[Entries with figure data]
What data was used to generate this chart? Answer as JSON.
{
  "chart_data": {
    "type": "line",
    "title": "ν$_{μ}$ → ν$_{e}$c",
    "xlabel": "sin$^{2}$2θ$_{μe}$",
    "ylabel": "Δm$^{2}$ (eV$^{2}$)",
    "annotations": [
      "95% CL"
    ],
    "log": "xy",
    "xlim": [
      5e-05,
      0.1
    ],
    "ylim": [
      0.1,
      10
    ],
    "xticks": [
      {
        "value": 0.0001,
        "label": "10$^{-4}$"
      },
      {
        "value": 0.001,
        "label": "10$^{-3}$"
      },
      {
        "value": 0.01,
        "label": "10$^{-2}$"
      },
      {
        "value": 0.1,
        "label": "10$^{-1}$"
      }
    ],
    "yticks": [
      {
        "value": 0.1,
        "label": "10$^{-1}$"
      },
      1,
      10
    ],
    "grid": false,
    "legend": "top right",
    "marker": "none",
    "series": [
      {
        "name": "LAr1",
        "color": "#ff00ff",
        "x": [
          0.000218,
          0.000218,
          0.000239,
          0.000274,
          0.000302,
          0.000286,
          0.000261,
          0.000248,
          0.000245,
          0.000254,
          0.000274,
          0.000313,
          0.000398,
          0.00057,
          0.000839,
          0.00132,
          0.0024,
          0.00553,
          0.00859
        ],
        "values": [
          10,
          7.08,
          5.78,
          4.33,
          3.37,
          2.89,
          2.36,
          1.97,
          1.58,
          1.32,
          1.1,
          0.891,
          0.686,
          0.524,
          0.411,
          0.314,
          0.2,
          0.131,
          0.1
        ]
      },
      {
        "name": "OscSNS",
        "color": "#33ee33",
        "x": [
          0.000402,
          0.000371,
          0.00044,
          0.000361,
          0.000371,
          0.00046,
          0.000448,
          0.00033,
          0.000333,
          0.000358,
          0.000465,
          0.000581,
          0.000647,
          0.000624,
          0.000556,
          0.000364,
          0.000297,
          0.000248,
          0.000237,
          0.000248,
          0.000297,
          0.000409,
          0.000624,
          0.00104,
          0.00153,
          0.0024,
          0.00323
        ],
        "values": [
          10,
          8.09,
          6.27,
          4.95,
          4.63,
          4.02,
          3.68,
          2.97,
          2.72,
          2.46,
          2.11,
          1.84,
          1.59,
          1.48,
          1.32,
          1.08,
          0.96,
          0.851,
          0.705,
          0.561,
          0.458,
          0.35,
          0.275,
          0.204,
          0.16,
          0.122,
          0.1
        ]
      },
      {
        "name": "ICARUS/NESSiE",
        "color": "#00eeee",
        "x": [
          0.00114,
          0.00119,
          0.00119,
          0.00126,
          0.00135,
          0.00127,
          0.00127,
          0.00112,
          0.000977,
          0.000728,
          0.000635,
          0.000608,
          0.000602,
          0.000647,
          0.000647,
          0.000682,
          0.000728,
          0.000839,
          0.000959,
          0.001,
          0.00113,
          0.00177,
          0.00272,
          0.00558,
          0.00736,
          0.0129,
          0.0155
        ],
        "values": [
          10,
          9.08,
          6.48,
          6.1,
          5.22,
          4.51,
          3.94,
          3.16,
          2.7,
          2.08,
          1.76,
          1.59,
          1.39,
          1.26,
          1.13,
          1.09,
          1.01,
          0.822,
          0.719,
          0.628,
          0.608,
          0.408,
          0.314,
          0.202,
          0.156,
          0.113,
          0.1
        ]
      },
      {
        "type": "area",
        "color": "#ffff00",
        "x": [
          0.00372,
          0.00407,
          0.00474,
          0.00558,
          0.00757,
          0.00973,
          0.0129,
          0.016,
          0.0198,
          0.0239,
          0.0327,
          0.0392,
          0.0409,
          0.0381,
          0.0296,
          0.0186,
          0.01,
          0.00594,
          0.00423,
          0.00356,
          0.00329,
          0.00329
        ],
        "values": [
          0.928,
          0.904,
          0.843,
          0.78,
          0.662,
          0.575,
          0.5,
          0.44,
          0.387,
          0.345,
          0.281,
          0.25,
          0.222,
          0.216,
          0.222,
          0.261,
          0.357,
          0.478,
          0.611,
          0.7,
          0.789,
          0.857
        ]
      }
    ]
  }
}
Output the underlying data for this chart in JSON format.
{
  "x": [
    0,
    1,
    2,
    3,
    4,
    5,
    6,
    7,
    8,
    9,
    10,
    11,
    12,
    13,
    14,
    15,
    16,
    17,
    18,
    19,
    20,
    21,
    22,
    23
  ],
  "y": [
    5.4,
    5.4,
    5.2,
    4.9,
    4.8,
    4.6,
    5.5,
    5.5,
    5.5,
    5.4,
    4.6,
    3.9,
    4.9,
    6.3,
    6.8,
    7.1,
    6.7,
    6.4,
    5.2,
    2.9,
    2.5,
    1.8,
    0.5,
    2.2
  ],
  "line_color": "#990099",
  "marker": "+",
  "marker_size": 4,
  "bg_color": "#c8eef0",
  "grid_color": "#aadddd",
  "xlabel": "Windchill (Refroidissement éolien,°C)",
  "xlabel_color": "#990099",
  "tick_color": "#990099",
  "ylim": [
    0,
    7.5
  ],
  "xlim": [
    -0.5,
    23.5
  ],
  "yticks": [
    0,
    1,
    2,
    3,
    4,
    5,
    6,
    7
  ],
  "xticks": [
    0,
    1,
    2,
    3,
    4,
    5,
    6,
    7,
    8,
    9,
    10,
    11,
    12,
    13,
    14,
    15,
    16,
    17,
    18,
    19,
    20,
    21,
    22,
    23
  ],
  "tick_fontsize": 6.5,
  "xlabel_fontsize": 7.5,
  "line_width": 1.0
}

▶ _OBJECTIVE_
All of the lines above need to be given again exactly.

▶ _EXERCISE OUTPUT_
What data was used to generate this chart? Answer as JSON.
{
  "chart_data": {
    "type": "line",
    "title": "ν$_{μ}$ → ν$_{e}$c",
    "xlabel": "sin$^{2}$2θ$_{μe}$",
    "ylabel": "Δm$^{2}$ (eV$^{2}$)",
    "annotations": [
      "95% CL"
    ],
    "log": "xy",
    "xlim": [
      5e-05,
      0.1
    ],
    "ylim": [
      0.1,
      10
    ],
    "xticks": [
      {
        "value": 0.0001,
        "label": "10$^{-4}$"
      },
      {
        "value": 0.001,
        "label": "10$^{-3}$"
      },
      {
        "value": 0.01,
        "label": "10$^{-2}$"
      },
      {
        "value": 0.1,
        "label": "10$^{-1}$"
      }
    ],
    "yticks": [
      {
        "value": 0.1,
        "label": "10$^{-1}$"
      },
      1,
      10
    ],
    "grid": false,
    "legend": "top right",
    "marker": "none",
    "series": [
      {
        "name": "LAr1",
        "color": "#ff00ff",
        "x": [
          0.000218,
          0.000218,
          0.000239,
          0.000274,
          0.000302,
          0.000286,
          0.000261,
          0.000248,
          0.000245,
          0.000254,
          0.000274,
          0.000313,
          0.000398,
          0.00057,
          0.000839,
          0.00132,
          0.0024,
          0.00553,
          0.00859
        ],
        "values": [
          10,
          7.08,
          5.78,
          4.33,
          3.37,
          2.89,
          2.36,
          1.97,
          1.58,
          1.32,
          1.1,
          0.891,
          0.686,
          0.524,
          0.411,
          0.314,
          0.2,
          0.131,
          0.1
        ]
      },
      {
        "name": "OscSNS",
        "color": "#33ee33",
        "x": [
          0.000402,
          0.000371,
          0.00044,
          0.000361,
          0.000371,
          0.00046,
          0.000448,
          0.00033,
          0.000333,
          0.000358,
          0.000465,
          0.000581,
          0.000647,
          0.000624,
          0.000556,
          0.000364,
          0.000297,
          0.000248,
          0.000237,
          0.000248,
          0.000297,
          0.000409,
          0.000624,
          0.00104,
          0.00153,
          0.0024,
          0.00323
        ],
        "values": [
          10,
          8.09,
          6.27,
          4.95,
          4.63,
          4.02,
          3.68,
          2.97,
          2.72,
          2.46,
          2.11,
          1.84,
          1.59,
          1.48,
          1.32,
          1.08,
          0.96,
          0.851,
          0.705,
          0.561,
          0.458,
          0.35,
          0.275,
          0.204,
          0.16,
          0.122,
          0.1
        ]
      },
      {
        "name": "ICARUS/NESSiE",
        "color": "#00eeee",
        "x": [
          0.00114,
          0.00119,
          0.00119,
          0.00126,
          0.00135,
          0.00127,
          0.00127,
          0.00112,
          0.000977,
          0.000728,
          0.000635,
          0.000608,
          0.000602,
          0.000647,
          0.000647,
          0.000682,
          0.000728,
          0.000839,
          0.000959,
          0.001,
          0.00113,
          0.00177,
          0.00272,
          0.00558,
          0.00736,
          0.0129,
          0.0155
        ],
        "values": [
          10,
          9.08,
          6.48,
          6.1,
          5.22,
          4.51,
          3.94,
          3.16,
          2.7,
          2.08,
          1.76,
          1.59,
          1.39,
          1.26,
          1.13,
          1.09,
          1.01,
          0.822,
          0.719,
          0.628,
          0.608,
          0.408,
          0.314,
          0.202,
          0.156,
          0.113,
          0.1
        ]
      },
      {
        "type": "area",
        "color": "#ffff00",
        "x": [
          0.00372,
          0.00407,
          0.00474,
          0.00558,
          0.00757,
          0.00973,
          0.0129,
          0.016,
          0.0198,
          0.0239,
          0.0327,
          0.0392,
          0.0409,
          0.0381,
          0.0296,
          0.0186,
          0.01,
          0.00594,
          0.00423,
          0.00356,
          0.00329,
          0.00329
        ],
        "values": [
          0.928,
          0.904,
          0.843,
          0.78,
          0.662,
          0.575,
          0.5,
          0.44,
          0.387,
          0.345,
          0.281,
          0.25,
          0.222,
          0.216,
          0.222,
          0.261,
          0.357,
          0.478,
          0.611,
          0.7,
          0.789,
          0.857
        ]
      }
    ]
  }
}
Output the underlying data for this chart in JSON format.
{
  "x": [
    0,
    1,
    2,
    3,
    4,
    5,
    6,
    7,
    8,
    9,
    10,
    11,
    12,
    13,
    14,
    15,
    16,
    17,
    18,
    19,
    20,
    21,
    22,
    23
  ],
  "y": [
    5.4,
    5.4,
    5.2,
    4.9,
    4.8,
    4.6,
    5.5,
    5.5,
    5.5,
    5.4,
    4.6,
    3.9,
    4.9,
    6.3,
    6.8,
    7.1,
    6.7,
    6.4,
    5.2,
    2.9,
    2.5,
    1.8,
    0.5,
    2.2
  ],
  "line_color": "#990099",
  "marker": "+",
  "marker_size": 4,
  "bg_color": "#c8eef0",
  "grid_color": "#aadddd",
  "xlabel": "Windchill (Refroidissement éolien,°C)",
  "xlabel_color": "#990099",
  "tick_color": "#990099",
  "ylim": [
    0,
    7.5
  ],
  "xlim": [
    -0.5,
    23.5
  ],
  "yticks": [
    0,
    1,
    2,
    3,
    4,
    5,
    6,
    7
  ],
  "xticks": [
    0,
    1,
    2,
    3,
    4,
    5,
    6,
    7,
    8,
    9,
    10,
    11,
    12,
    13,
    14,
    15,
    16,
    17,
    18,
    19,
    20,
    21,
    22,
    23
  ],
  "tick_fontsize": 6.5,
  "xlabel_fontsize": 7.5,
  "line_width": 1.0
}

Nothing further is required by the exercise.